_GIVEN INSTRUCTION_
Please copy every line of the records below that holds the word "레스토랑".
────────────────────
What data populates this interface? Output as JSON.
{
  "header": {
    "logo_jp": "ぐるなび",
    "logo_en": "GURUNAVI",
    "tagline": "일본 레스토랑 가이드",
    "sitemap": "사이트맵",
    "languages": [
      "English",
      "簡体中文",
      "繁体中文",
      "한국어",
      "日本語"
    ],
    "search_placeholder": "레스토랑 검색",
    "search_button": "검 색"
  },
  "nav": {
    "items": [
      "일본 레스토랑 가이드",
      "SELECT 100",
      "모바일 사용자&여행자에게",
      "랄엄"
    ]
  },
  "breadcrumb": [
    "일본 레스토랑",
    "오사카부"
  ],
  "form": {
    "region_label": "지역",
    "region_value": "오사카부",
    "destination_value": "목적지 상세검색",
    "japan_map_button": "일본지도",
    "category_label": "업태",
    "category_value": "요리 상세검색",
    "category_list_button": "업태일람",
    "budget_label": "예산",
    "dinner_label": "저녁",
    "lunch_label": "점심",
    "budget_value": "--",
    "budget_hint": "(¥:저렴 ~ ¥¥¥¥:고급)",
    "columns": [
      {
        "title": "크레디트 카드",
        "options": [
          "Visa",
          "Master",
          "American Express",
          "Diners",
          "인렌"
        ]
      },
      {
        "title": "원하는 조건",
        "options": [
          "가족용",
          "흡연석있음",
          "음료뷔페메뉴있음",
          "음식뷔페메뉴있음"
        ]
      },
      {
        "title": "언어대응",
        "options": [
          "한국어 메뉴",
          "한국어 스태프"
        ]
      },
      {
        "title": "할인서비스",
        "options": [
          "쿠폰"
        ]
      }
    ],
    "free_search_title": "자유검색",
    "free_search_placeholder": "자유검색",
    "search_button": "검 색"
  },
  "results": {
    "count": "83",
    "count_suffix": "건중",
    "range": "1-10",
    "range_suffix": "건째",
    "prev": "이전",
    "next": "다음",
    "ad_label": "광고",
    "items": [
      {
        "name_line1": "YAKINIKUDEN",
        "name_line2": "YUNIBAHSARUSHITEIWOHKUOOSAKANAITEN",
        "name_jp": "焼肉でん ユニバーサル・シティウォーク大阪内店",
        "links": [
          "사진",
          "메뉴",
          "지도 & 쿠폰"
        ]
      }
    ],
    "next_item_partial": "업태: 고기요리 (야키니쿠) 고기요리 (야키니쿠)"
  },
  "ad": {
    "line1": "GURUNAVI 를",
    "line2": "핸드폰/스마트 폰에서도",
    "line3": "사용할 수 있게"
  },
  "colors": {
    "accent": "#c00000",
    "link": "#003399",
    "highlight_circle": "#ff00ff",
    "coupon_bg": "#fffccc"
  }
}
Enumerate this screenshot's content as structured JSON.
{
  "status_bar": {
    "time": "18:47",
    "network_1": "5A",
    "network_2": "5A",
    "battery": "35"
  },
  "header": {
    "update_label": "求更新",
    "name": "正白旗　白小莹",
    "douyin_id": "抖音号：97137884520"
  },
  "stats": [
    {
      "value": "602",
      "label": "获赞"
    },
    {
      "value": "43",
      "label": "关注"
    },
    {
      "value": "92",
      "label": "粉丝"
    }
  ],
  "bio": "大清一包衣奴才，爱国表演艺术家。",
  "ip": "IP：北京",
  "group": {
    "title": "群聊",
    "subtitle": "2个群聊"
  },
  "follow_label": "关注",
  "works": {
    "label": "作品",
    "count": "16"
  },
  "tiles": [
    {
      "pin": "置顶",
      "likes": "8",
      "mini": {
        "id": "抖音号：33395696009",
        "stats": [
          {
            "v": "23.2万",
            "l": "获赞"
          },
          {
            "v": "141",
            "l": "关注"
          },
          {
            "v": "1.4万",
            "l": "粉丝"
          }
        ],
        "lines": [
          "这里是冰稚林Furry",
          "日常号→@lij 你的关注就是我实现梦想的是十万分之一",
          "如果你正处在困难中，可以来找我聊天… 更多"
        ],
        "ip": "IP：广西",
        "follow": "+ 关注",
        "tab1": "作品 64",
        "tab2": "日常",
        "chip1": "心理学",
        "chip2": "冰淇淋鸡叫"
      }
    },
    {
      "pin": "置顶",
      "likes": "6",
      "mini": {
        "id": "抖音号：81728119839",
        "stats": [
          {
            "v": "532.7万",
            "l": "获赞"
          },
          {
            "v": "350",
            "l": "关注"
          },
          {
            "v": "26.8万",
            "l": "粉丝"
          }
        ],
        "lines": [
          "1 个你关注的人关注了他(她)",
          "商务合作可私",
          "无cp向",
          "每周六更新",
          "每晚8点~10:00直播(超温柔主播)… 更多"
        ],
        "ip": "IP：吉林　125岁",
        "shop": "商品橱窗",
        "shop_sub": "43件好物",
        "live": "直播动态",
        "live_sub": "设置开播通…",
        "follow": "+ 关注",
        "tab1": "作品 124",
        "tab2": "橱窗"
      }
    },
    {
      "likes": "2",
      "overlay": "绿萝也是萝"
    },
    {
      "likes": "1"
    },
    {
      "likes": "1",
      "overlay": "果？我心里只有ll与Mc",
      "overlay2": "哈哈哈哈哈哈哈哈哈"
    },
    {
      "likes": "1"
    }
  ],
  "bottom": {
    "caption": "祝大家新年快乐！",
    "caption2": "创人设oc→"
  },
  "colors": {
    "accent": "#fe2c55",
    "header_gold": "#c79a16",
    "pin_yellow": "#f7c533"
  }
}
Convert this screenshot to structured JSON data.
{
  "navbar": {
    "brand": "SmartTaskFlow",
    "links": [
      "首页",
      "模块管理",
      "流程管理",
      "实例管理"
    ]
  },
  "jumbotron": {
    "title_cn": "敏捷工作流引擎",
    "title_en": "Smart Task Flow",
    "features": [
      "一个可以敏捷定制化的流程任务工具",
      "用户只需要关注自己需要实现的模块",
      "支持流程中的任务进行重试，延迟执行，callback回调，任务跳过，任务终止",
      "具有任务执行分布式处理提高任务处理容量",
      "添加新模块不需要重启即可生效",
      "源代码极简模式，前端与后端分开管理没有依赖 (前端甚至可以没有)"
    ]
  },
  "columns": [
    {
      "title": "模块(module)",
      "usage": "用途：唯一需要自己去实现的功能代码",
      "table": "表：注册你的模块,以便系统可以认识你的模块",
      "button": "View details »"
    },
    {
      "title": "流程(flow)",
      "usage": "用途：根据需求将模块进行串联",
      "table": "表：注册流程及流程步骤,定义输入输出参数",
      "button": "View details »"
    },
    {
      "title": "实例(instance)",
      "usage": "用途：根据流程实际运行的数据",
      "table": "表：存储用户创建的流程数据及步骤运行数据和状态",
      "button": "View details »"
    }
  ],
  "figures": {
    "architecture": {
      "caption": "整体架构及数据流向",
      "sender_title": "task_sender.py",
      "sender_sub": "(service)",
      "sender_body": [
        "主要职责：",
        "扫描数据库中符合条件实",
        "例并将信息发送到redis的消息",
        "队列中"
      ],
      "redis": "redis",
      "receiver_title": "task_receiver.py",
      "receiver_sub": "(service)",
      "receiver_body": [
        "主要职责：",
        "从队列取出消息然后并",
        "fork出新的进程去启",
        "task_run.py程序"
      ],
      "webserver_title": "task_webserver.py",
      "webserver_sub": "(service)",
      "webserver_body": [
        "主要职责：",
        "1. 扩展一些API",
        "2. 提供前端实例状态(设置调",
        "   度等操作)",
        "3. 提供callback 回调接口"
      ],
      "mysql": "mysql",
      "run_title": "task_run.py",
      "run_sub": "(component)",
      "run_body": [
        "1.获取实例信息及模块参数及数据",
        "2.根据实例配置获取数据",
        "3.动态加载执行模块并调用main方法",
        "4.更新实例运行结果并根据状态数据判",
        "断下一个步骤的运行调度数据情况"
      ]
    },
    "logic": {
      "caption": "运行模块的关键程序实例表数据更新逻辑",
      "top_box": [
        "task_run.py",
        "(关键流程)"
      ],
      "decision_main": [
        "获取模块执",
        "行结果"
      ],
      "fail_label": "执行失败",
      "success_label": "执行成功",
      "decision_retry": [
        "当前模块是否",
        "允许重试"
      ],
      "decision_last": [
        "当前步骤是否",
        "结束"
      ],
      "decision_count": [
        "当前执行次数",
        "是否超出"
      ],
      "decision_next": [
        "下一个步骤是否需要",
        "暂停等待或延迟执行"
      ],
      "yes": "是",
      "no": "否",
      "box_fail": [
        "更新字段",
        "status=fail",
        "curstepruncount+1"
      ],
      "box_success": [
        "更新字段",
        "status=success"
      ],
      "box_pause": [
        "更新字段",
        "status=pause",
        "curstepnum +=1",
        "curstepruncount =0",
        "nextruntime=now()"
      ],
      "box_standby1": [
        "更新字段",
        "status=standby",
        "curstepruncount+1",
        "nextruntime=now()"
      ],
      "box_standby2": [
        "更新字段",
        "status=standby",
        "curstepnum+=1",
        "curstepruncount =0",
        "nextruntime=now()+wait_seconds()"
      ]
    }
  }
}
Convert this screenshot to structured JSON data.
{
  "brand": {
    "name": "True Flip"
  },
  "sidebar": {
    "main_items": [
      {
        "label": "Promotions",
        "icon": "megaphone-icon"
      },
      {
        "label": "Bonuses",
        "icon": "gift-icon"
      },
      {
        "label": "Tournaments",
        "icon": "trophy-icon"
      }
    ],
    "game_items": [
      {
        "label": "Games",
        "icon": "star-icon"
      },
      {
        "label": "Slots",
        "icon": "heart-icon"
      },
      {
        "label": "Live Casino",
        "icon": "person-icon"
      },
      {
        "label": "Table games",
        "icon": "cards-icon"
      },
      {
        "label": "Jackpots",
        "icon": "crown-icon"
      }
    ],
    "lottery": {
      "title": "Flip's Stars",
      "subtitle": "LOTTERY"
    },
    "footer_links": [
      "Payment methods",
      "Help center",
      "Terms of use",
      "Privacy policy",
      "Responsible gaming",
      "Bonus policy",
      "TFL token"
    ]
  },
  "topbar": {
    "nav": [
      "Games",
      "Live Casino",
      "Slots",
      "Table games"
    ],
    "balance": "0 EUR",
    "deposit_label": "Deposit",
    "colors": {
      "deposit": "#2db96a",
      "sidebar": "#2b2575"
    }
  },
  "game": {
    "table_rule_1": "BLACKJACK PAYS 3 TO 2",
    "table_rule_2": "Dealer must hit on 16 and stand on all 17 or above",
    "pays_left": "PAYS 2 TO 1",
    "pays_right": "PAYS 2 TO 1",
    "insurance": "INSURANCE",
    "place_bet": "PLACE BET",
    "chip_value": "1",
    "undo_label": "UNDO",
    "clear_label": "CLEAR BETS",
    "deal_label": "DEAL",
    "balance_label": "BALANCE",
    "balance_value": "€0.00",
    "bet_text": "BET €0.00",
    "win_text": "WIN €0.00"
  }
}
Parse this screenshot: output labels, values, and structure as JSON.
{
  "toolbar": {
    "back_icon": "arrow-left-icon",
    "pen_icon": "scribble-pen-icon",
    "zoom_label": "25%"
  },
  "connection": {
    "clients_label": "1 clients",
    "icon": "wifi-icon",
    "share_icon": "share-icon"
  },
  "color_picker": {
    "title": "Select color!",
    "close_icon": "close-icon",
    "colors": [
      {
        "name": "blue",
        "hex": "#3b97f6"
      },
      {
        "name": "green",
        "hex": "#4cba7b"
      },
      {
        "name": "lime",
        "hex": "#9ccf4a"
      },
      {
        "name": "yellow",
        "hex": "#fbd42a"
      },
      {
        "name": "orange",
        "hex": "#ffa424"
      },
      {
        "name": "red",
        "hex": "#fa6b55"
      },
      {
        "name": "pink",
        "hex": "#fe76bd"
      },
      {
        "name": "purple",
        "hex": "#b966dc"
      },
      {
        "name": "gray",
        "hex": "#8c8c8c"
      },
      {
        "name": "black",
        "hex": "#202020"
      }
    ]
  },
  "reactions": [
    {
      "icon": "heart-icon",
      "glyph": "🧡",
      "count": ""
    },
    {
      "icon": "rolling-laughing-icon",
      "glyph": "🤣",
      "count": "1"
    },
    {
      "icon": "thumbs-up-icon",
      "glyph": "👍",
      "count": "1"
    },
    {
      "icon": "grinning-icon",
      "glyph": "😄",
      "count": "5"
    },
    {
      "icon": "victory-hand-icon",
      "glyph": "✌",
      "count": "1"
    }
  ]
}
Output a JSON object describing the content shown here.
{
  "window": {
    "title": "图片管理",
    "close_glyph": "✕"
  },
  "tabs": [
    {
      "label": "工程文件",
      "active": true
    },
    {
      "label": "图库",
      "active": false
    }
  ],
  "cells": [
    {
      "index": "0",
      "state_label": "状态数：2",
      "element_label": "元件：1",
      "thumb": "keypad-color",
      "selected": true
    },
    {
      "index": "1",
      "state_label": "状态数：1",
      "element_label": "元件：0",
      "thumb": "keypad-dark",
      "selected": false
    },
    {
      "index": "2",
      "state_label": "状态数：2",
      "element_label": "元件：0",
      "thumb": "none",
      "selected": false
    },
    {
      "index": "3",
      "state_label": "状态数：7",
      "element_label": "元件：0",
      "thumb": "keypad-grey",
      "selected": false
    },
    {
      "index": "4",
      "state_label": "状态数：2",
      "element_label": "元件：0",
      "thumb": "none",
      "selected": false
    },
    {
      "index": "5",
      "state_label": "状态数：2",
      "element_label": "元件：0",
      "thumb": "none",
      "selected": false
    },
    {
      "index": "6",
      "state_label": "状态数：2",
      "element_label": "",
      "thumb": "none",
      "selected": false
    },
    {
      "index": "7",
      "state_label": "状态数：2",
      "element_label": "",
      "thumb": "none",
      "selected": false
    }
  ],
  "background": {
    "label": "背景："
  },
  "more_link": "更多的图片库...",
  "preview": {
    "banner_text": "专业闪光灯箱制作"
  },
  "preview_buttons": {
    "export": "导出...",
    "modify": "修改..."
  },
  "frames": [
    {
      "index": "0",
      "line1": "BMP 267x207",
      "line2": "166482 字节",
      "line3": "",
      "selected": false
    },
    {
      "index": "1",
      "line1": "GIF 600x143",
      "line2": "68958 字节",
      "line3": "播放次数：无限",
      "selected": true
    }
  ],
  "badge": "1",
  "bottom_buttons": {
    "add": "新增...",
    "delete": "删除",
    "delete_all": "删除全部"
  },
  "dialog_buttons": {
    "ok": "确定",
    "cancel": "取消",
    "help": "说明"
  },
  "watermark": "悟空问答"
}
────────────────────
_EXERCISE SOLUTION_
    "tagline": "일본 레스토랑 가이드",
    "search_placeholder": "레스토랑 검색",
      "일본 레스토랑 가이드",
    "일본 레스토랑",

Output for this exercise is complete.